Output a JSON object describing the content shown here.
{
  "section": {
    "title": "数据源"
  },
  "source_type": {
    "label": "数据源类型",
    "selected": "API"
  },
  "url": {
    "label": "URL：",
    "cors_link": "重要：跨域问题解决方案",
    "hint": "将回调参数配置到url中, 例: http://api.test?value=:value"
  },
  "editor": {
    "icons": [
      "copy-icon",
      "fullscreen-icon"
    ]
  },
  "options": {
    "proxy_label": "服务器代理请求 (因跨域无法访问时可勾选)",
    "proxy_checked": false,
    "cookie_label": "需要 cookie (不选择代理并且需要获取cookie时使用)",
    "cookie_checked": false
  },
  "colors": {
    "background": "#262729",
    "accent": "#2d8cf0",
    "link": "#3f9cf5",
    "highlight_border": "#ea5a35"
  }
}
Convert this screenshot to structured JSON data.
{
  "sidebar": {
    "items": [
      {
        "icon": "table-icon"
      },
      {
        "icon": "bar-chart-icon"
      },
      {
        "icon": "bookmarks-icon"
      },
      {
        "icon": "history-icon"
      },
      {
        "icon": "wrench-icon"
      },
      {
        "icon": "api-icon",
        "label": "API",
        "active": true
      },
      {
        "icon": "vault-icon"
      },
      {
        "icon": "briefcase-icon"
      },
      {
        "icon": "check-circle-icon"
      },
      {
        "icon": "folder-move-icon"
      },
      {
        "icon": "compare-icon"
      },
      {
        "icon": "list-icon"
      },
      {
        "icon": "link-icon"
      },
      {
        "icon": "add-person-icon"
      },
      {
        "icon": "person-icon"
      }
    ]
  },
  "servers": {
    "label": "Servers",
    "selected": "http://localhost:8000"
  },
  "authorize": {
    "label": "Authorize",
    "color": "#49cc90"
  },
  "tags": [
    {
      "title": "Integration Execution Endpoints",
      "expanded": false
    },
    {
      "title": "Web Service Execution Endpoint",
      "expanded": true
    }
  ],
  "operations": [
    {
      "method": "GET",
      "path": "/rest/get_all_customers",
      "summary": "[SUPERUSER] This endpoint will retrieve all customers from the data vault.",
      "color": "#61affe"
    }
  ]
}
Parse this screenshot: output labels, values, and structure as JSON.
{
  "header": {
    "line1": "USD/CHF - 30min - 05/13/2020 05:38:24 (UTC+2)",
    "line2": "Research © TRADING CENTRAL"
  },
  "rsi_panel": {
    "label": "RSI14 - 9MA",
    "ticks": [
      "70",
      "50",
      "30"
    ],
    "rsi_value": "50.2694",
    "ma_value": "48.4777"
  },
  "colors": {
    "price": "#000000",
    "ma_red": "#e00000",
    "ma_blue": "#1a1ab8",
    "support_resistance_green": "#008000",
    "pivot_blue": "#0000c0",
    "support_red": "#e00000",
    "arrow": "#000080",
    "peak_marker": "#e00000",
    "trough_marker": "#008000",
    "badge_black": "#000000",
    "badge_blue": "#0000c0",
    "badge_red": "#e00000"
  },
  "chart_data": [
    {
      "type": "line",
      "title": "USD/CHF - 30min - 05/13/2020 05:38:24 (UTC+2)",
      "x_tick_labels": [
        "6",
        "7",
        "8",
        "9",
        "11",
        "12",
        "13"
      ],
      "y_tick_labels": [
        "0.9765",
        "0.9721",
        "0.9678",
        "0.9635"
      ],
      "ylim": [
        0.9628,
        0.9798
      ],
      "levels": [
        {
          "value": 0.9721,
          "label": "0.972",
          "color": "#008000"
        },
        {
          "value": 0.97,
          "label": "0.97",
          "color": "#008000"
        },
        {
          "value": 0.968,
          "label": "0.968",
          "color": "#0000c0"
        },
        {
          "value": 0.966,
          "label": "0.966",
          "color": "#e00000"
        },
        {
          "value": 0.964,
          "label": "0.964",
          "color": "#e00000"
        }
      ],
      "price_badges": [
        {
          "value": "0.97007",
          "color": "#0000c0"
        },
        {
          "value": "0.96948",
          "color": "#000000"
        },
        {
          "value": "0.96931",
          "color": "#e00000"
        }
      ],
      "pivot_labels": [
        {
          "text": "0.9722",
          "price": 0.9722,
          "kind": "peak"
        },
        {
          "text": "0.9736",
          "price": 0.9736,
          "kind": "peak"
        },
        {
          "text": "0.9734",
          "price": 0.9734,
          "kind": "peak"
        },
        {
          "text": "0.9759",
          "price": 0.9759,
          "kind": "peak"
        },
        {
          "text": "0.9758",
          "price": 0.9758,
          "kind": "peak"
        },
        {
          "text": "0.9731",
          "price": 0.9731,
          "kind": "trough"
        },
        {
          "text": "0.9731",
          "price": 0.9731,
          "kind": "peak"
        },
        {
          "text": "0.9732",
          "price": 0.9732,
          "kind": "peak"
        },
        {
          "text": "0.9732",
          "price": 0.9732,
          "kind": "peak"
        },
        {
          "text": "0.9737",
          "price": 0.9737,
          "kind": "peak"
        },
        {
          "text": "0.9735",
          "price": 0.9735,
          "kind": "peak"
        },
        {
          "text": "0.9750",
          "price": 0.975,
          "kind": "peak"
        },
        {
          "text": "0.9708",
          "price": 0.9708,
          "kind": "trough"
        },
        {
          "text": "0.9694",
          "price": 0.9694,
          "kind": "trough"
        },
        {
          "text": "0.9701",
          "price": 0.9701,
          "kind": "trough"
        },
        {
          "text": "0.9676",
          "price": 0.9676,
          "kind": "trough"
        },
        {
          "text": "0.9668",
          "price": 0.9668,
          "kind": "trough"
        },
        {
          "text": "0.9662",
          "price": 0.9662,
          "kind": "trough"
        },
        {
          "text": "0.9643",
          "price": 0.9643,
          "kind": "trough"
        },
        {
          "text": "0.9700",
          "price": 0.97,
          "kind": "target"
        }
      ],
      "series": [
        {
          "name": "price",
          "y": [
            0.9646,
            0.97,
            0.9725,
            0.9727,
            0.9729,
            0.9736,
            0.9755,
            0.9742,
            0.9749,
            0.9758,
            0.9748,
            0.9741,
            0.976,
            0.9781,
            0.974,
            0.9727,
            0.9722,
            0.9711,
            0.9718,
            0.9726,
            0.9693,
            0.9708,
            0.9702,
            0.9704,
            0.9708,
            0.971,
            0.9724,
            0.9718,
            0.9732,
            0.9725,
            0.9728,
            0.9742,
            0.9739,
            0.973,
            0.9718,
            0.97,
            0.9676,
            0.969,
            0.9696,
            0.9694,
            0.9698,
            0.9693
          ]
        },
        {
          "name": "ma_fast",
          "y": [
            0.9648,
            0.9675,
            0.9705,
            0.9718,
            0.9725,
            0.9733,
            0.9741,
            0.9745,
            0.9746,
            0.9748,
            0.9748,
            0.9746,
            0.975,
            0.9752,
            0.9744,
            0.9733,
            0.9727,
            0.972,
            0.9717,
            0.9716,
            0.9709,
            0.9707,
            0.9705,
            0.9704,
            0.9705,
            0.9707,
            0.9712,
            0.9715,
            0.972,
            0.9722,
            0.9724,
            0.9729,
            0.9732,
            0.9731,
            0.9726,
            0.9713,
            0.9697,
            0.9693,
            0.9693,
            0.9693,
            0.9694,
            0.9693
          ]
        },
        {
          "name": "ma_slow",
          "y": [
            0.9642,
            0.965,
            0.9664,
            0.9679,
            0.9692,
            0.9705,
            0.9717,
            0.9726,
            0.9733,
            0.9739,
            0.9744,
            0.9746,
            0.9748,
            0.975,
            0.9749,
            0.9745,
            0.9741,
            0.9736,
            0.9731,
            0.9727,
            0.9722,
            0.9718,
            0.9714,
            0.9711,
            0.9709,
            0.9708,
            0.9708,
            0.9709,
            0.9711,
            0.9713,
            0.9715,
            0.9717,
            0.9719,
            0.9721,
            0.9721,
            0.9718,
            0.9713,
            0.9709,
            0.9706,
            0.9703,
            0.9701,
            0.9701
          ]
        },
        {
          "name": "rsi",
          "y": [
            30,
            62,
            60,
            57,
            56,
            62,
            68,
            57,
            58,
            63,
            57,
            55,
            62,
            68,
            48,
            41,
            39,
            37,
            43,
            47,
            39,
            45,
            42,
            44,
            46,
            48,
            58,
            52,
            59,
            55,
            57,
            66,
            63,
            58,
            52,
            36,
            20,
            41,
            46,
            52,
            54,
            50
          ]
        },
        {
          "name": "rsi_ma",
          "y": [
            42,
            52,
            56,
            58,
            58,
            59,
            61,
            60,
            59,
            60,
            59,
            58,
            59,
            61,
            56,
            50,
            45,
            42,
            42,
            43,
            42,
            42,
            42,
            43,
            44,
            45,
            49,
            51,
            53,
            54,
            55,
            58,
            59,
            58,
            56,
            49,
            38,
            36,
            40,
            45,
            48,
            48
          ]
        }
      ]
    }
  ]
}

• WRITTEN REQUEST
Tell how many lines of the records above hold the string "selected". Give no other text.

• TASK OUTPUT
2